[START]
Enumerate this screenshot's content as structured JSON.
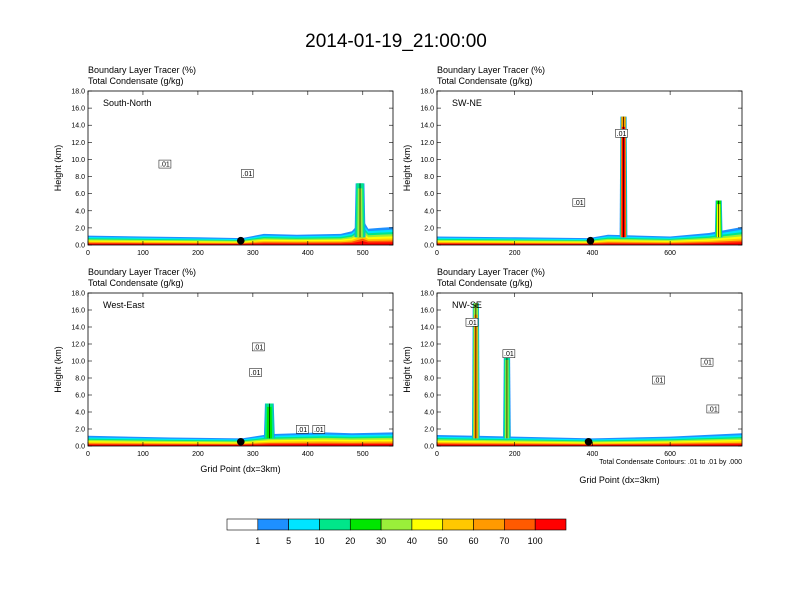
{
  "title": "2014-01-19_21:00:00",
  "chart_data": [
    {
      "type": "area",
      "name": "South-North",
      "subtitle_1": "Boundary Layer Tracer    (%)",
      "subtitle_2": "Total Condensate    (g/kg)",
      "xlabel": "",
      "ylabel": "Height (km)",
      "xlim": [
        0,
        555
      ],
      "ylim": [
        0,
        18
      ],
      "xticks": [
        0,
        100,
        200,
        300,
        400,
        500
      ],
      "yticks": [
        "0.0",
        "2.0",
        "4.0",
        "6.0",
        "8.0",
        "10.0",
        "12.0",
        "14.0",
        "16.0",
        "18.0"
      ],
      "pbl_tracer_top_km": [
        [
          0,
          1.1
        ],
        [
          100,
          1.0
        ],
        [
          200,
          0.9
        ],
        [
          280,
          0.8
        ],
        [
          320,
          1.3
        ],
        [
          380,
          1.2
        ],
        [
          460,
          1.3
        ],
        [
          480,
          1.6
        ],
        [
          500,
          3.0
        ],
        [
          510,
          1.9
        ],
        [
          530,
          2.0
        ],
        [
          555,
          2.1
        ]
      ],
      "deep_tracer_columns": [
        {
          "x": 495,
          "top_km": 7.2,
          "max_pct": 30
        }
      ],
      "marker_x": 278,
      "contour_labels": [
        {
          "text": ".01",
          "x": 140,
          "y": 9.4
        },
        {
          "text": ".01",
          "x": 290,
          "y": 8.3
        }
      ]
    },
    {
      "type": "area",
      "name": "SW-NE",
      "subtitle_1": "Boundary Layer Tracer    (%)",
      "subtitle_2": "Total Condensate    (g/kg)",
      "xlabel": "",
      "ylabel": "Height (km)",
      "xlim": [
        0,
        785
      ],
      "ylim": [
        0,
        18
      ],
      "xticks": [
        0,
        200,
        400,
        600
      ],
      "yticks": [
        "0.0",
        "2.0",
        "4.0",
        "6.0",
        "8.0",
        "10.0",
        "12.0",
        "14.0",
        "16.0",
        "18.0"
      ],
      "pbl_tracer_top_km": [
        [
          0,
          1.0
        ],
        [
          200,
          0.9
        ],
        [
          390,
          0.8
        ],
        [
          440,
          1.2
        ],
        [
          520,
          1.1
        ],
        [
          600,
          1.0
        ],
        [
          700,
          1.4
        ],
        [
          785,
          2.1
        ]
      ],
      "deep_tracer_columns": [
        {
          "x": 480,
          "top_km": 15.0,
          "max_pct": 100
        },
        {
          "x": 725,
          "top_km": 5.2,
          "max_pct": 40
        }
      ],
      "marker_x": 395,
      "contour_labels": [
        {
          "text": ".01",
          "x": 475,
          "y": 13.0
        },
        {
          "text": ".01",
          "x": 365,
          "y": 4.9
        }
      ]
    },
    {
      "type": "area",
      "name": "West-East",
      "subtitle_1": "Boundary Layer Tracer    (%)",
      "subtitle_2": "Total Condensate    (g/kg)",
      "xlabel": "Grid Point (dx=3km)",
      "ylabel": "Height (km)",
      "xlim": [
        0,
        555
      ],
      "ylim": [
        0,
        18
      ],
      "xticks": [
        0,
        100,
        200,
        300,
        400,
        500
      ],
      "yticks": [
        "0.0",
        "2.0",
        "4.0",
        "6.0",
        "8.0",
        "10.0",
        "12.0",
        "14.0",
        "16.0",
        "18.0"
      ],
      "pbl_tracer_top_km": [
        [
          0,
          1.2
        ],
        [
          150,
          1.0
        ],
        [
          280,
          0.9
        ],
        [
          330,
          1.4
        ],
        [
          380,
          1.5
        ],
        [
          430,
          1.6
        ],
        [
          480,
          1.5
        ],
        [
          555,
          1.6
        ]
      ],
      "deep_tracer_columns": [
        {
          "x": 330,
          "top_km": 5.0,
          "max_pct": 20
        }
      ],
      "marker_x": 278,
      "contour_labels": [
        {
          "text": ".01",
          "x": 310,
          "y": 11.6
        },
        {
          "text": ".01",
          "x": 305,
          "y": 8.6
        },
        {
          "text": ".01",
          "x": 390,
          "y": 1.9
        },
        {
          "text": ".01",
          "x": 420,
          "y": 1.9
        }
      ]
    },
    {
      "type": "area",
      "name": "NW-SE",
      "subtitle_1": "Boundary Layer Tracer    (%)",
      "subtitle_2": "Total Condensate    (g/kg)",
      "xlabel": "Grid Point (dx=3km)",
      "ylabel": "Height (km)",
      "xlim": [
        0,
        785
      ],
      "ylim": [
        0,
        18
      ],
      "xticks": [
        0,
        200,
        400,
        600
      ],
      "yticks": [
        "0.0",
        "2.0",
        "4.0",
        "6.0",
        "8.0",
        "10.0",
        "12.0",
        "14.0",
        "16.0",
        "18.0"
      ],
      "pbl_tracer_top_km": [
        [
          0,
          1.3
        ],
        [
          100,
          1.2
        ],
        [
          200,
          1.1
        ],
        [
          400,
          0.9
        ],
        [
          600,
          1.1
        ],
        [
          785,
          1.5
        ]
      ],
      "deep_tracer_columns": [
        {
          "x": 100,
          "top_km": 16.8,
          "max_pct": 60
        },
        {
          "x": 180,
          "top_km": 11.0,
          "max_pct": 30
        }
      ],
      "marker_x": 390,
      "contour_labels": [
        {
          "text": ".01",
          "x": 90,
          "y": 14.5
        },
        {
          "text": ".01",
          "x": 185,
          "y": 10.8
        },
        {
          "text": ".01",
          "x": 570,
          "y": 7.7
        },
        {
          "text": ".01",
          "x": 695,
          "y": 9.8
        },
        {
          "text": ".01",
          "x": 710,
          "y": 4.3
        }
      ],
      "footnote": "Total Condensate Contours: .01 to .01 by .000"
    }
  ],
  "colorbar": {
    "levels": [
      "1",
      "5",
      "10",
      "20",
      "30",
      "40",
      "50",
      "60",
      "70",
      "100"
    ],
    "colors": [
      "#ffffff",
      "#1e90ff",
      "#00e5ff",
      "#00e68a",
      "#00e600",
      "#9aef3a",
      "#ffff00",
      "#ffc800",
      "#ff9a00",
      "#ff5a00",
      "#ff0000"
    ]
  }
}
[END]
Exclude the pictures and transcribe all of the entries exactly.

Enumerate this screenshot's content as structured JSON.
{
  "title": "2014-01-19_21:00:00",
  "chart_data": [
    {
      "type": "area",
      "name": "South-North",
      "subtitle_1": "Boundary Layer Tracer    (%)",
      "subtitle_2": "Total Condensate    (g/kg)",
      "xlabel": "",
      "ylabel": "Height (km)",
      "xlim": [
        0,
        555
      ],
      "ylim": [
        0,
        18
      ],
      "xticks": [
        0,
        100,
        200,
        300,
        400,
        500
      ],
      "yticks": [
        "0.0",
        "2.0",
        "4.0",
        "6.0",
        "8.0",
        "10.0",
        "12.0",
        "14.0",
        "16.0",
        "18.0"
      ],
      "pbl_tracer_top_km": [
        [
          0,
          1.1
        ],
        [
          100,
          1.0
        ],
        [
          200,
          0.9
        ],
        [
          280,
          0.8
        ],
        [
          320,
          1.3
        ],
        [
          380,
          1.2
        ],
        [
          460,
          1.3
        ],
        [
          480,
          1.6
        ],
        [
          500,
          3.0
        ],
        [
          510,
          1.9
        ],
        [
          530,
          2.0
        ],
        [
          555,
          2.1
        ]
      ],
      "deep_tracer_columns": [
        {
          "x": 495,
          "top_km": 7.2,
          "max_pct": 30
        }
      ],
      "marker_x": 278,
      "contour_labels": [
        {
          "text": ".01",
          "x": 140,
          "y": 9.4
        },
        {
          "text": ".01",
          "x": 290,
          "y": 8.3
        }
      ]
    },
    {
      "type": "area",
      "name": "SW-NE",
      "subtitle_1": "Boundary Layer Tracer    (%)",
      "subtitle_2": "Total Condensate    (g/kg)",
      "xlabel": "",
      "ylabel": "Height (km)",
      "xlim": [
        0,
        785
      ],
      "ylim": [
        0,
        18
      ],
      "xticks": [
        0,
        200,
        400,
        600
      ],
      "yticks": [
        "0.0",
        "2.0",
        "4.0",
        "6.0",
        "8.0",
        "10.0",
        "12.0",
        "14.0",
        "16.0",
        "18.0"
      ],
      "pbl_tracer_top_km": [
        [
          0,
          1.0
        ],
        [
          200,
          0.9
        ],
        [
          390,
          0.8
        ],
        [
          440,
          1.2
        ],
        [
          520,
          1.1
        ],
        [
          600,
          1.0
        ],
        [
          700,
          1.4
        ],
        [
          785,
          2.1
        ]
      ],
      "deep_tracer_columns": [
        {
          "x": 480,
          "top_km": 15.0,
          "max_pct": 100
        },
        {
          "x": 725,
          "top_km": 5.2,
          "max_pct": 40
        }
      ],
      "marker_x": 395,
      "contour_labels": [
        {
          "text": ".01",
          "x": 475,
          "y": 13.0
        },
        {
          "text": ".01",
          "x": 365,
          "y": 4.9
        }
      ]
    },
    {
      "type": "area",
      "name": "West-East",
      "subtitle_1": "Boundary Layer Tracer    (%)",
      "subtitle_2": "Total Condensate    (g/kg)",
      "xlabel": "Grid Point (dx=3km)",
      "ylabel": "Height (km)",
      "xlim": [
        0,
        555
      ],
      "ylim": [
        0,
        18
      ],
      "xticks": [
        0,
        100,
        200,
        300,
        400,
        500
      ],
      "yticks": [
        "0.0",
        "2.0",
        "4.0",
        "6.0",
        "8.0",
        "10.0",
        "12.0",
        "14.0",
        "16.0",
        "18.0"
      ],
      "pbl_tracer_top_km": [
        [
          0,
          1.2
        ],
        [
          150,
          1.0
        ],
        [
          280,
          0.9
        ],
        [
          330,
          1.4
        ],
        [
          380,
          1.5
        ],
        [
          430,
          1.6
        ],
        [
          480,
          1.5
        ],
        [
          555,
          1.6
        ]
      ],
      "deep_tracer_columns": [
        {
          "x": 330,
          "top_km": 5.0,
          "max_pct": 20
        }
      ],
      "marker_x": 278,
      "contour_labels": [
        {
          "text": ".01",
          "x": 310,
          "y": 11.6
        },
        {
          "text": ".01",
          "x": 305,
          "y": 8.6
        },
        {
          "text": ".01",
          "x": 390,
          "y": 1.9
        },
        {
          "text": ".01",
          "x": 420,
          "y": 1.9
        }
      ]
    },
    {
      "type": "area",
      "name": "NW-SE",
      "subtitle_1": "Boundary Layer Tracer    (%)",
      "subtitle_2": "Total Condensate    (g/kg)",
      "xlabel": "Grid Point (dx=3km)",
      "ylabel": "Height (km)",
      "xlim": [
        0,
        785
      ],
      "ylim": [
        0,
        18
      ],
      "xticks": [
        0,
        200,
        400,
        600
      ],
      "yticks": [
        "0.0",
        "2.0",
        "4.0",
        "6.0",
        "8.0",
        "10.0",
        "12.0",
        "14.0",
        "16.0",
        "18.0"
      ],
      "pbl_tracer_top_km": [
        [
          0,
          1.3
        ],
        [
          100,
          1.2
        ],
        [
          200,
          1.1
        ],
        [
          400,
          0.9
        ],
        [
          600,
          1.1
        ],
        [
          785,
          1.5
        ]
      ],
      "deep_tracer_columns": [
        {
          "x": 100,
          "top_km": 16.8,
          "max_pct": 60
        },
        {
          "x": 180,
          "top_km": 11.0,
          "max_pct": 30
        }
      ],
      "marker_x": 390,
      "contour_labels": [
        {
          "text": ".01",
          "x": 90,
          "y": 14.5
        },
        {
          "text": ".01",
          "x": 185,
          "y": 10.8
        },
        {
          "text": ".01",
          "x": 570,
          "y": 7.7
        },
        {
          "text": ".01",
          "x": 695,
          "y": 9.8
        },
        {
          "text": ".01",
          "x": 710,
          "y": 4.3
        }
      ],
      "footnote": "Total Condensate Contours: .01 to .01 by .000"
    }
  ],
  "colorbar": {
    "levels": [
      "1",
      "5",
      "10",
      "20",
      "30",
      "40",
      "50",
      "60",
      "70",
      "100"
    ],
    "colors": [
      "#ffffff",
      "#1e90ff",
      "#00e5ff",
      "#00e68a",
      "#00e600",
      "#9aef3a",
      "#ffff00",
      "#ffc800",
      "#ff9a00",
      "#ff5a00",
      "#ff0000"
    ]
  }
}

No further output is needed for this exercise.